Stored data:
────
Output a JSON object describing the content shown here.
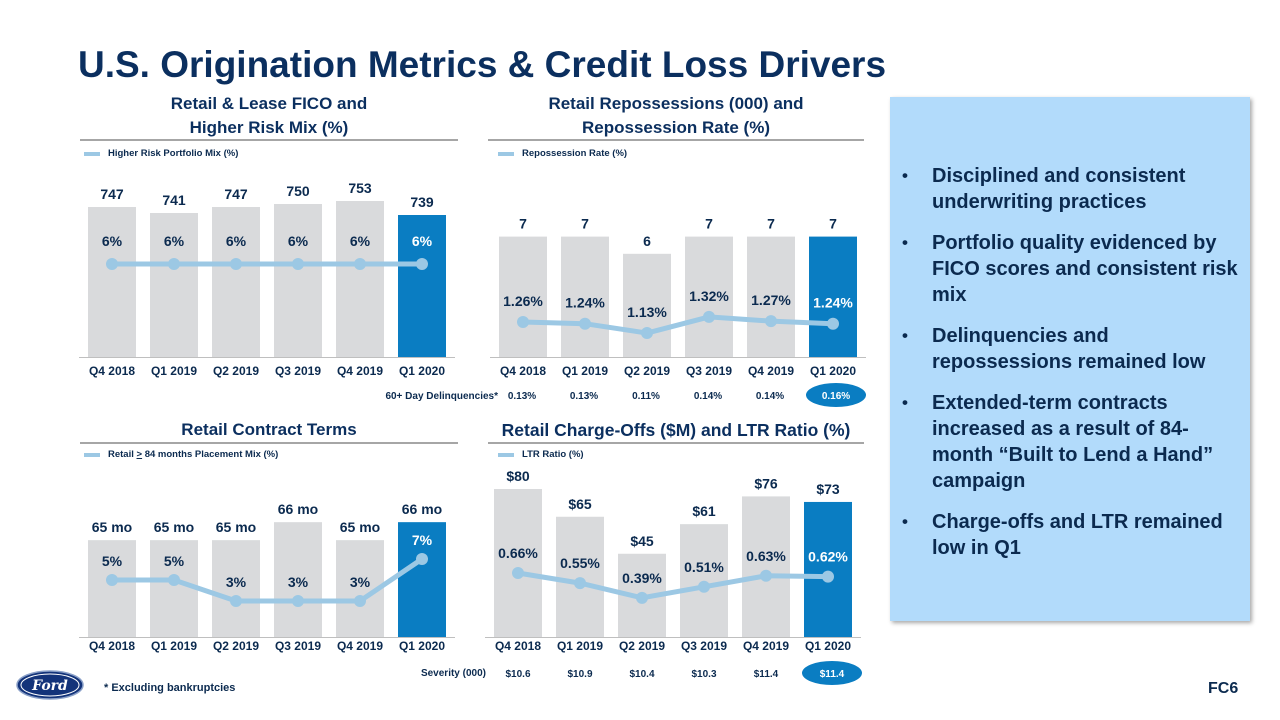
{
  "title": "U.S. Origination Metrics & Credit Loss Drivers",
  "colors": {
    "bar": "#d9dadc",
    "highlight_bar": "#0a7dc2",
    "line": "#9cc8e4",
    "title": "#0b2f5f"
  },
  "chart_data": [
    {
      "type": "bar+line",
      "title_line1": "Retail & Lease FICO and",
      "title_line2": "Higher Risk Mix (%)",
      "legend": "Higher Risk Portfolio Mix (%)",
      "categories": [
        "Q4 2018",
        "Q1 2019",
        "Q2 2019",
        "Q3 2019",
        "Q4 2019",
        "Q1 2020"
      ],
      "bar_values": [
        747,
        741,
        747,
        750,
        753,
        739
      ],
      "bar_labels": [
        "747",
        "741",
        "747",
        "750",
        "753",
        "739"
      ],
      "line": {
        "name": "Higher Risk Portfolio Mix (%)",
        "values": [
          6,
          6,
          6,
          6,
          6,
          6
        ],
        "labels": [
          "6%",
          "6%",
          "6%",
          "6%",
          "6%",
          "6%"
        ]
      }
    },
    {
      "type": "bar+line",
      "title_line1": "Retail Repossessions (000) and",
      "title_line2": "Repossession Rate (%)",
      "legend": "Repossession Rate (%)",
      "categories": [
        "Q4 2018",
        "Q1 2019",
        "Q2 2019",
        "Q3 2019",
        "Q4 2019",
        "Q1 2020"
      ],
      "bar_values": [
        7,
        7,
        6,
        7,
        7,
        7
      ],
      "bar_labels": [
        "7",
        "7",
        "6",
        "7",
        "7",
        "7"
      ],
      "line": {
        "name": "Repossession Rate (%)",
        "values": [
          1.26,
          1.24,
          1.13,
          1.32,
          1.27,
          1.24
        ],
        "labels": [
          "1.26%",
          "1.24%",
          "1.13%",
          "1.32%",
          "1.27%",
          "1.24%"
        ]
      },
      "table_row": {
        "label": "60+ Day Delinquencies*",
        "values": [
          "0.13%",
          "0.13%",
          "0.11%",
          "0.14%",
          "0.14%",
          "0.16%"
        ]
      }
    },
    {
      "type": "bar+line",
      "title_line1": "Retail Contract Terms",
      "legend": "Retail > 84 months Placement Mix (%)",
      "legend_parts": [
        "Retail ",
        ">",
        " 84 months Placement Mix (%)"
      ],
      "categories": [
        "Q4 2018",
        "Q1 2019",
        "Q2 2019",
        "Q3 2019",
        "Q4 2019",
        "Q1 2020"
      ],
      "bar_values": [
        65,
        65,
        65,
        66,
        65,
        66
      ],
      "bar_labels": [
        "65 mo",
        "65 mo",
        "65 mo",
        "66 mo",
        "65 mo",
        "66 mo"
      ],
      "line": {
        "name": "Retail > 84 months Placement Mix (%)",
        "values": [
          5,
          5,
          3,
          3,
          3,
          7
        ],
        "labels": [
          "5%",
          "5%",
          "3%",
          "3%",
          "3%",
          "7%"
        ]
      }
    },
    {
      "type": "bar+line",
      "title_line1": "Retail Charge-Offs ($M) and LTR Ratio (%)",
      "legend": "LTR Ratio (%)",
      "categories": [
        "Q4 2018",
        "Q1 2019",
        "Q2 2019",
        "Q3 2019",
        "Q4 2019",
        "Q1 2020"
      ],
      "bar_values": [
        80,
        65,
        45,
        61,
        76,
        73
      ],
      "bar_labels": [
        "$80",
        "$65",
        "$45",
        "$61",
        "$76",
        "$73"
      ],
      "line": {
        "name": "LTR Ratio (%)",
        "values": [
          0.66,
          0.55,
          0.39,
          0.51,
          0.63,
          0.62
        ],
        "labels": [
          "0.66%",
          "0.55%",
          "0.39%",
          "0.51%",
          "0.63%",
          "0.62%"
        ]
      },
      "table_row": {
        "label": "Severity (000)",
        "values": [
          "$10.6",
          "$10.9",
          "$10.4",
          "$10.3",
          "$11.4",
          "$11.4"
        ]
      }
    }
  ],
  "panel": {
    "bullets": [
      "Disciplined and consistent underwriting practices",
      "Portfolio quality evidenced by FICO scores and consistent risk mix",
      "Delinquencies and repossessions remained low",
      "Extended-term contracts increased as a result of 84-month “Built to Lend a Hand” campaign",
      "Charge-offs and LTR remained low in Q1"
    ]
  },
  "footer": {
    "logo_text": "Ford",
    "footnote": "*  Excluding bankruptcies",
    "page": "FC6"
  }
}
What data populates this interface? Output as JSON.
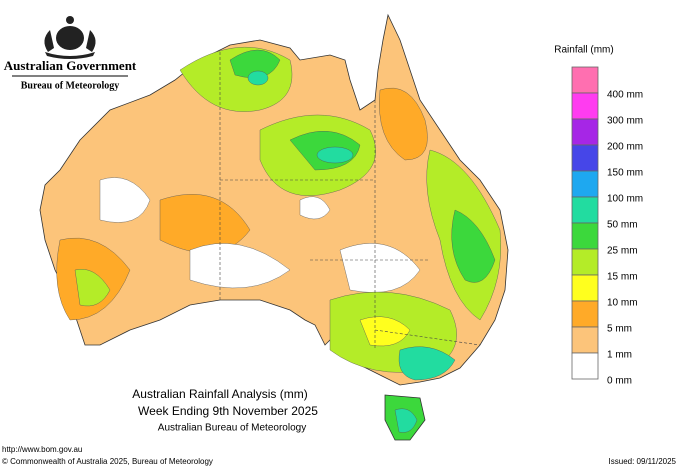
────
Task goal ::
Each record above must be returned exactly as written, with its pictures omitted.

Written answer ::
Output a JSON object describing the content shown here.
{
  "title": "U.S. Origination Metrics & Credit Loss Drivers",
  "colors": {
    "bar": "#d9dadc",
    "highlight_bar": "#0a7dc2",
    "line": "#9cc8e4",
    "title": "#0b2f5f"
  },
  "chart_data": [
    {
      "type": "bar+line",
      "title_line1": "Retail & Lease FICO and",
      "title_line2": "Higher Risk Mix (%)",
      "legend": "Higher Risk Portfolio Mix (%)",
      "categories": [
        "Q4 2018",
        "Q1 2019",
        "Q2 2019",
        "Q3 2019",
        "Q4 2019",
        "Q1 2020"
      ],
      "bar_values": [
        747,
        741,
        747,
        750,
        753,
        739
      ],
      "bar_labels": [
        "747",
        "741",
        "747",
        "750",
        "753",
        "739"
      ],
      "line": {
        "name": "Higher Risk Portfolio Mix (%)",
        "values": [
          6,
          6,
          6,
          6,
          6,
          6
        ],
        "labels": [
          "6%",
          "6%",
          "6%",
          "6%",
          "6%",
          "6%"
        ]
      }
    },
    {
      "type": "bar+line",
      "title_line1": "Retail Repossessions (000) and",
      "title_line2": "Repossession Rate (%)",
      "legend": "Repossession Rate (%)",
      "categories": [
        "Q4 2018",
        "Q1 2019",
        "Q2 2019",
        "Q3 2019",
        "Q4 2019",
        "Q1 2020"
      ],
      "bar_values": [
        7,
        7,
        6,
        7,
        7,
        7
      ],
      "bar_labels": [
        "7",
        "7",
        "6",
        "7",
        "7",
        "7"
      ],
      "line": {
        "name": "Repossession Rate (%)",
        "values": [
          1.26,
          1.24,
          1.13,
          1.32,
          1.27,
          1.24
        ],
        "labels": [
          "1.26%",
          "1.24%",
          "1.13%",
          "1.32%",
          "1.27%",
          "1.24%"
        ]
      },
      "table_row": {
        "label": "60+ Day Delinquencies*",
        "values": [
          "0.13%",
          "0.13%",
          "0.11%",
          "0.14%",
          "0.14%",
          "0.16%"
        ]
      }
    },
    {
      "type": "bar+line",
      "title_line1": "Retail Contract Terms",
      "legend": "Retail > 84 months Placement Mix (%)",
      "legend_parts": [
        "Retail ",
        ">",
        " 84 months Placement Mix (%)"
      ],
      "categories": [
        "Q4 2018",
        "Q1 2019",
        "Q2 2019",
        "Q3 2019",
        "Q4 2019",
        "Q1 2020"
      ],
      "bar_values": [
        65,
        65,
        65,
        66,
        65,
        66
      ],
      "bar_labels": [
        "65 mo",
        "65 mo",
        "65 mo",
        "66 mo",
        "65 mo",
        "66 mo"
      ],
      "line": {
        "name": "Retail > 84 months Placement Mix (%)",
        "values": [
          5,
          5,
          3,
          3,
          3,
          7
        ],
        "labels": [
          "5%",
          "5%",
          "3%",
          "3%",
          "3%",
          "7%"
        ]
      }
    },
    {
      "type": "bar+line",
      "title_line1": "Retail Charge-Offs ($M) and LTR Ratio (%)",
      "legend": "LTR Ratio (%)",
      "categories": [
        "Q4 2018",
        "Q1 2019",
        "Q2 2019",
        "Q3 2019",
        "Q4 2019",
        "Q1 2020"
      ],
      "bar_values": [
        80,
        65,
        45,
        61,
        76,
        73
      ],
      "bar_labels": [
        "$80",
        "$65",
        "$45",
        "$61",
        "$76",
        "$73"
      ],
      "line": {
        "name": "LTR Ratio (%)",
        "values": [
          0.66,
          0.55,
          0.39,
          0.51,
          0.63,
          0.62
        ],
        "labels": [
          "0.66%",
          "0.55%",
          "0.39%",
          "0.51%",
          "0.63%",
          "0.62%"
        ]
      },
      "table_row": {
        "label": "Severity (000)",
        "values": [
          "$10.6",
          "$10.9",
          "$10.4",
          "$10.3",
          "$11.4",
          "$11.4"
        ]
      }
    }
  ],
  "panel": {
    "bullets": [
      "Disciplined and consistent underwriting practices",
      "Portfolio quality evidenced by FICO scores and consistent risk mix",
      "Delinquencies and repossessions remained low",
      "Extended-term contracts increased as a result of 84-month “Built to Lend a Hand” campaign",
      "Charge-offs and LTR remained low in Q1"
    ]
  },
  "footer": {
    "logo_text": "Ford",
    "footnote": "*  Excluding bankruptcies",
    "page": "FC6"
  }
}
What data populates this interface? Output as JSON.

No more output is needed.